§ **LISTING**
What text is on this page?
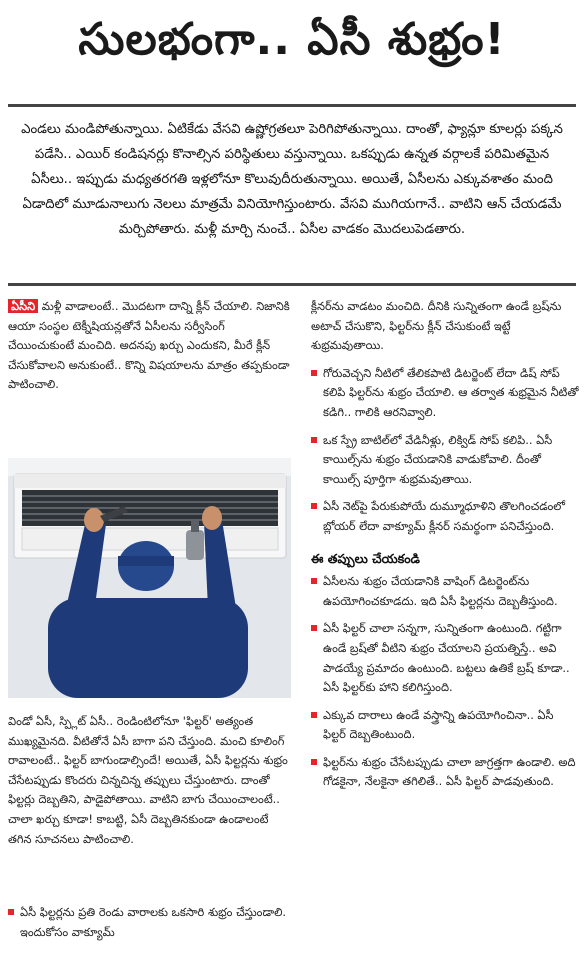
సులభంగా.. ఏసీ శుభ్రం!
ఎండలు మండిపోతున్నాయి. ఏటికేడు వేసవి ఉష్ణోగ్రతలూ పెరిగిపోతున్నాయి. దాంతో, ఫ్యాన్లూ కూలర్లు పక్కన పడేసి.. ఎయిర్ కండిషనర్లు కొనాల్సిన పరిస్థితులు వస్తున్నాయి. ఒకప్పుడు ఉన్నత వర్గాలకే పరిమితమైన ఏసీలు.. ఇప్పుడు మధ్యతరగతి ఇళ్లలోనూ కొలువుదీరుతున్నాయి. అయితే, ఏసీలను ఎక్కువశాతం మంది ఏడాదిలో మూడునాలుగు నెలలు మాత్రమే వినియోగిస్తుంటారు. వేసవి ముగియగానే.. వాటిని ఆన్ చేయడమే మర్చిపోతారు. మళ్లీ మార్చి నుంచే.. ఏసీల వాడకం మొదలుపెడతారు.

ఏసీని మళ్లీ వాడాలంటే.. మొదటగా దాన్ని క్లీన్ చేయాలి. నిజానికి ఆయా సంస్థల టెక్నీషియన్లతోనే ఏసీలను సర్వీసింగ్ చేయించుకుంటే మంచిది. అదనపు ఖర్చు ఎందుకని, మీరే క్లీన్ చేసుకోవాలని అనుకుంటే.. కొన్ని విషయాలను మాత్రం తప్పకుండా పాటించాలి.

విండో ఏసీ, స్ప్లిట్ ఏసీ.. రెండింటిలోనూ 'ఫిల్టర్' అత్యంత ముఖ్యమైనది. వీటితోనే ఏసీ బాగా పని చేస్తుంది. మంచి కూలింగ్ రావాలంటే.. ఫిల్టర్ బాగుండాల్సిందే! అయితే, ఏసీ ఫిల్టర్లను శుభ్రం చేసేటప్పుడు కొందరు చిన్నచిన్న తప్పులు చేస్తుంటారు. దాంతో ఫిల్టర్లు దెబ్బతిని, పాడైపోతాయి. వాటిని బాగు చేయించాలంటే.. చాలా ఖర్చు కూడా! కాబట్టి, ఏసీ దెబ్బతినకుండా ఉండాలంటే తగిన సూచనలు పాటించాలి.

ఏసీ ఫిల్టర్లను ప్రతి రెండు వారాలకు ఒకసారి శుభ్రం చేస్తుండాలి. ఇందుకోసం వాక్యూమ్

క్లీనర్‌ను వాడటం మంచిది. దీనికి సున్నితంగా ఉండే బ్రష్‌ను అటాచ్ చేసుకొని, ఫిల్టర్‌ను క్లీన్ చేసుకుంటే ఇట్టే శుభ్రమవుతాయి.

గోరువెచ్చని నీటిలో తేలికపాటి డిటర్జెంట్ లేదా డిష్ సోప్ కలిపి ఫిల్టర్‌ను శుభ్రం చేయాలి. ఆ తర్వాత శుభ్రమైన నీటితో కడిగి.. గాలికి ఆరనివ్వాలి.

ఒక స్ప్రే బాటిల్‌లో వేడినీళ్లు, లిక్విడ్ సోప్ కలిపి.. ఏసీ కాయిల్స్‌ను శుభ్రం చేయడానికి వాడుకోవాలి. దీంతో కాయిల్స్ పూర్తిగా శుభ్రమవుతాయి.

ఏసీ నెట్‌పై పేరుకుపోయే దుమ్మూధూళిని తొలగించడంలో బ్లోయర్ లేదా వాక్యూమ్ క్లీనర్ సమర్థంగా పనిచేస్తుంది.

ఈ తప్పులు చేయకండి

ఏసీలను శుభ్రం చేయడానికి వాషింగ్ డిటర్జెంట్‌ను ఉపయోగించకూడదు. ఇది ఏసీ ఫిల్టర్లను దెబ్బతీస్తుంది.

ఏసీ ఫిల్టర్ చాలా సన్నగా, సున్నితంగా ఉంటుంది. గట్టిగా ఉండే బ్రష్‌తో వీటిని శుభ్రం చేయాలని ప్రయత్నిస్తే.. అవి పాడయ్యే ప్రమాదం ఉంటుంది. బట్టలు ఉతికే బ్రష్ కూడా.. ఏసీ ఫిల్టర్‌కు హాని కలిగిస్తుంది.

ఎక్కువ దారాలు ఉండే వస్త్రాన్ని ఉపయోగించినా.. ఏసీ ఫిల్టర్ దెబ్బతింటుంది.

ఫిల్టర్‌ను శుభ్రం చేసేటప్పుడు చాలా జాగ్రత్తగా ఉండాలి. అది గోడకైనా, నేలకైనా తగిలితే.. ఏసీ ఫిల్టర్ పాడవుతుంది.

§ **CHALLENGE**
Copy the whole of the material above exactly, but not its images.

§ **RESULT FOR THIS EXERCISE**
What text is on this page?
సులభంగా.. ఏసీ శుభ్రం!
ఎండలు మండిపోతున్నాయి. ఏటికేడు వేసవి ఉష్ణోగ్రతలూ పెరిగిపోతున్నాయి. దాంతో, ఫ్యాన్లూ కూలర్లు పక్కన పడేసి.. ఎయిర్ కండిషనర్లు కొనాల్సిన పరిస్థితులు వస్తున్నాయి. ఒకప్పుడు ఉన్నత వర్గాలకే పరిమితమైన ఏసీలు.. ఇప్పుడు మధ్యతరగతి ఇళ్లలోనూ కొలువుదీరుతున్నాయి. అయితే, ఏసీలను ఎక్కువశాతం మంది ఏడాదిలో మూడునాలుగు నెలలు మాత్రమే వినియోగిస్తుంటారు. వేసవి ముగియగానే.. వాటిని ఆన్ చేయడమే మర్చిపోతారు. మళ్లీ మార్చి నుంచే.. ఏసీల వాడకం మొదలుపెడతారు.

ఏసీని మళ్లీ వాడాలంటే.. మొదటగా దాన్ని క్లీన్ చేయాలి. నిజానికి ఆయా సంస్థల టెక్నీషియన్లతోనే ఏసీలను సర్వీసింగ్ చేయించుకుంటే మంచిది. అదనపు ఖర్చు ఎందుకని, మీరే క్లీన్ చేసుకోవాలని అనుకుంటే.. కొన్ని విషయాలను మాత్రం తప్పకుండా పాటించాలి.

విండో ఏసీ, స్ప్లిట్ ఏసీ.. రెండింటిలోనూ 'ఫిల్టర్' అత్యంత ముఖ్యమైనది. వీటితోనే ఏసీ బాగా పని చేస్తుంది. మంచి కూలింగ్ రావాలంటే.. ఫిల్టర్ బాగుండాల్సిందే! అయితే, ఏసీ ఫిల్టర్లను శుభ్రం చేసేటప్పుడు కొందరు చిన్నచిన్న తప్పులు చేస్తుంటారు. దాంతో ఫిల్టర్లు దెబ్బతిని, పాడైపోతాయి. వాటిని బాగు చేయించాలంటే.. చాలా ఖర్చు కూడా! కాబట్టి, ఏసీ దెబ్బతినకుండా ఉండాలంటే తగిన సూచనలు పాటించాలి.

ఏసీ ఫిల్టర్లను ప్రతి రెండు వారాలకు ఒకసారి శుభ్రం చేస్తుండాలి. ఇందుకోసం వాక్యూమ్

క్లీనర్‌ను వాడటం మంచిది. దీనికి సున్నితంగా ఉండే బ్రష్‌ను అటాచ్ చేసుకొని, ఫిల్టర్‌ను క్లీన్ చేసుకుంటే ఇట్టే శుభ్రమవుతాయి.

గోరువెచ్చని నీటిలో తేలికపాటి డిటర్జెంట్ లేదా డిష్ సోప్ కలిపి ఫిల్టర్‌ను శుభ్రం చేయాలి. ఆ తర్వాత శుభ్రమైన నీటితో కడిగి.. గాలికి ఆరనివ్వాలి.

ఒక స్ప్రే బాటిల్‌లో వేడినీళ్లు, లిక్విడ్ సోప్ కలిపి.. ఏసీ కాయిల్స్‌ను శుభ్రం చేయడానికి వాడుకోవాలి. దీంతో కాయిల్స్ పూర్తిగా శుభ్రమవుతాయి.

ఏసీ నెట్‌పై పేరుకుపోయే దుమ్మూధూళిని తొలగించడంలో బ్లోయర్ లేదా వాక్యూమ్ క్లీనర్ సమర్థంగా పనిచేస్తుంది.

ఈ తప్పులు చేయకండి

ఏసీలను శుభ్రం చేయడానికి వాషింగ్ డిటర్జెంట్‌ను ఉపయోగించకూడదు. ఇది ఏసీ ఫిల్టర్లను దెబ్బతీస్తుంది.

ఏసీ ఫిల్టర్ చాలా సన్నగా, సున్నితంగా ఉంటుంది. గట్టిగా ఉండే బ్రష్‌తో వీటిని శుభ్రం చేయాలని ప్రయత్నిస్తే.. అవి పాడయ్యే ప్రమాదం ఉంటుంది. బట్టలు ఉతికే బ్రష్ కూడా.. ఏసీ ఫిల్టర్‌కు హాని కలిగిస్తుంది.

ఎక్కువ దారాలు ఉండే వస్త్రాన్ని ఉపయోగించినా.. ఏసీ ఫిల్టర్ దెబ్బతింటుంది.

ఫిల్టర్‌ను శుభ్రం చేసేటప్పుడు చాలా జాగ్రత్తగా ఉండాలి. అది గోడకైనా, నేలకైనా తగిలితే.. ఏసీ ఫిల్టర్ పాడవుతుంది.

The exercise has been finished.